| WHAT THIS TASK INVOLVES |
Exclude images, then output the remaining data verbatim.

| MATERIAL SUPPLIED |
- - -
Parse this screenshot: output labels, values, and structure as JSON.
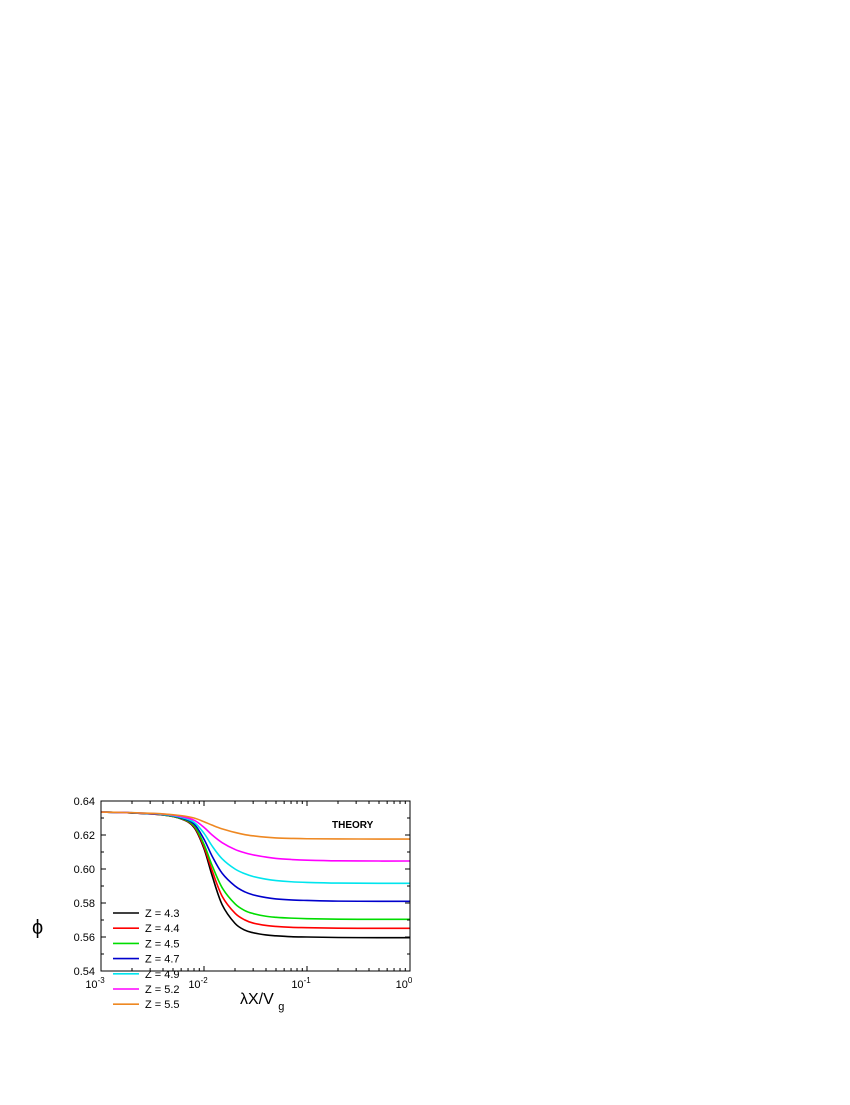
{
  "chart_data": {
    "type": "line",
    "xscale": "log",
    "xlim": [
      0.001,
      1
    ],
    "ylim": [
      0.54,
      0.64
    ],
    "x_ticks": [
      {
        "base": "10",
        "exp": "-3"
      },
      {
        "base": "10",
        "exp": "-2"
      },
      {
        "base": "10",
        "exp": "-1"
      },
      {
        "base": "10",
        "exp": "0"
      }
    ],
    "y_ticks": [
      "0.54",
      "0.56",
      "0.58",
      "0.60",
      "0.62",
      "0.64"
    ],
    "y_tick_values": [
      0.54,
      0.56,
      0.58,
      0.6,
      0.62,
      0.64
    ],
    "xlabel": {
      "main": "λX/V",
      "sub": "g"
    },
    "ylabel": "ϕ",
    "annotation": "THEORY",
    "grid": false,
    "legend_position": "bottom-left",
    "x": [
      0.001,
      0.002,
      0.004,
      0.006,
      0.008,
      0.01,
      0.012,
      0.015,
      0.02,
      0.025,
      0.03,
      0.04,
      0.05,
      0.07,
      0.1,
      0.2,
      0.5,
      1
    ],
    "series": [
      {
        "name": "Z = 4.3",
        "color": "#000000",
        "values": [
          0.6335,
          0.633,
          0.6318,
          0.6295,
          0.6245,
          0.612,
          0.596,
          0.579,
          0.568,
          0.564,
          0.5625,
          0.5612,
          0.5607,
          0.5602,
          0.56,
          0.5597,
          0.5596,
          0.5596
        ]
      },
      {
        "name": "Z = 4.4",
        "color": "#ff0000",
        "values": [
          0.6335,
          0.633,
          0.6318,
          0.6296,
          0.625,
          0.613,
          0.599,
          0.584,
          0.574,
          0.57,
          0.5682,
          0.5668,
          0.5662,
          0.5657,
          0.5655,
          0.5652,
          0.5651,
          0.5651
        ]
      },
      {
        "name": "Z = 4.5",
        "color": "#00dd00",
        "values": [
          0.6335,
          0.633,
          0.6319,
          0.6297,
          0.6255,
          0.6145,
          0.602,
          0.589,
          0.5795,
          0.5755,
          0.5738,
          0.5722,
          0.5716,
          0.5711,
          0.5708,
          0.5705,
          0.5704,
          0.5704
        ]
      },
      {
        "name": "Z = 4.7",
        "color": "#0000cc",
        "values": [
          0.6335,
          0.633,
          0.632,
          0.63,
          0.6265,
          0.6175,
          0.6075,
          0.5975,
          0.59,
          0.5865,
          0.5848,
          0.5832,
          0.5824,
          0.5818,
          0.5815,
          0.5811,
          0.581,
          0.581
        ]
      },
      {
        "name": "Z = 4.9",
        "color": "#00e5ee",
        "values": [
          0.6335,
          0.6331,
          0.6321,
          0.6304,
          0.6275,
          0.621,
          0.6135,
          0.606,
          0.6,
          0.5972,
          0.5956,
          0.594,
          0.5932,
          0.5925,
          0.5921,
          0.5917,
          0.5916,
          0.5916
        ]
      },
      {
        "name": "Z = 5.2",
        "color": "#ff00ff",
        "values": [
          0.6335,
          0.6331,
          0.6323,
          0.6309,
          0.6287,
          0.6245,
          0.62,
          0.6155,
          0.6115,
          0.6095,
          0.6083,
          0.607,
          0.6062,
          0.6056,
          0.6052,
          0.6048,
          0.6047,
          0.6047
        ]
      },
      {
        "name": "Z = 5.5",
        "color": "#ee8822",
        "values": [
          0.6335,
          0.6331,
          0.6324,
          0.6314,
          0.63,
          0.6278,
          0.6258,
          0.6236,
          0.6215,
          0.6202,
          0.6195,
          0.6187,
          0.6183,
          0.618,
          0.6178,
          0.6177,
          0.6176,
          0.6176
        ]
      }
    ]
  }
}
- - -
| OUTPUT BELOW |
Parse this screenshot: output labels, values, and structure as JSON.
{
  "chart_data": {
    "type": "line",
    "xscale": "log",
    "xlim": [
      0.001,
      1
    ],
    "ylim": [
      0.54,
      0.64
    ],
    "x_ticks": [
      {
        "base": "10",
        "exp": "-3"
      },
      {
        "base": "10",
        "exp": "-2"
      },
      {
        "base": "10",
        "exp": "-1"
      },
      {
        "base": "10",
        "exp": "0"
      }
    ],
    "y_ticks": [
      "0.54",
      "0.56",
      "0.58",
      "0.60",
      "0.62",
      "0.64"
    ],
    "y_tick_values": [
      0.54,
      0.56,
      0.58,
      0.6,
      0.62,
      0.64
    ],
    "xlabel": {
      "main": "λX/V",
      "sub": "g"
    },
    "ylabel": "ϕ",
    "annotation": "THEORY",
    "grid": false,
    "legend_position": "bottom-left",
    "x": [
      0.001,
      0.002,
      0.004,
      0.006,
      0.008,
      0.01,
      0.012,
      0.015,
      0.02,
      0.025,
      0.03,
      0.04,
      0.05,
      0.07,
      0.1,
      0.2,
      0.5,
      1
    ],
    "series": [
      {
        "name": "Z = 4.3",
        "color": "#000000",
        "values": [
          0.6335,
          0.633,
          0.6318,
          0.6295,
          0.6245,
          0.612,
          0.596,
          0.579,
          0.568,
          0.564,
          0.5625,
          0.5612,
          0.5607,
          0.5602,
          0.56,
          0.5597,
          0.5596,
          0.5596
        ]
      },
      {
        "name": "Z = 4.4",
        "color": "#ff0000",
        "values": [
          0.6335,
          0.633,
          0.6318,
          0.6296,
          0.625,
          0.613,
          0.599,
          0.584,
          0.574,
          0.57,
          0.5682,
          0.5668,
          0.5662,
          0.5657,
          0.5655,
          0.5652,
          0.5651,
          0.5651
        ]
      },
      {
        "name": "Z = 4.5",
        "color": "#00dd00",
        "values": [
          0.6335,
          0.633,
          0.6319,
          0.6297,
          0.6255,
          0.6145,
          0.602,
          0.589,
          0.5795,
          0.5755,
          0.5738,
          0.5722,
          0.5716,
          0.5711,
          0.5708,
          0.5705,
          0.5704,
          0.5704
        ]
      },
      {
        "name": "Z = 4.7",
        "color": "#0000cc",
        "values": [
          0.6335,
          0.633,
          0.632,
          0.63,
          0.6265,
          0.6175,
          0.6075,
          0.5975,
          0.59,
          0.5865,
          0.5848,
          0.5832,
          0.5824,
          0.5818,
          0.5815,
          0.5811,
          0.581,
          0.581
        ]
      },
      {
        "name": "Z = 4.9",
        "color": "#00e5ee",
        "values": [
          0.6335,
          0.6331,
          0.6321,
          0.6304,
          0.6275,
          0.621,
          0.6135,
          0.606,
          0.6,
          0.5972,
          0.5956,
          0.594,
          0.5932,
          0.5925,
          0.5921,
          0.5917,
          0.5916,
          0.5916
        ]
      },
      {
        "name": "Z = 5.2",
        "color": "#ff00ff",
        "values": [
          0.6335,
          0.6331,
          0.6323,
          0.6309,
          0.6287,
          0.6245,
          0.62,
          0.6155,
          0.6115,
          0.6095,
          0.6083,
          0.607,
          0.6062,
          0.6056,
          0.6052,
          0.6048,
          0.6047,
          0.6047
        ]
      },
      {
        "name": "Z = 5.5",
        "color": "#ee8822",
        "values": [
          0.6335,
          0.6331,
          0.6324,
          0.6314,
          0.63,
          0.6278,
          0.6258,
          0.6236,
          0.6215,
          0.6202,
          0.6195,
          0.6187,
          0.6183,
          0.618,
          0.6178,
          0.6177,
          0.6176,
          0.6176
        ]
      }
    ]
  }
}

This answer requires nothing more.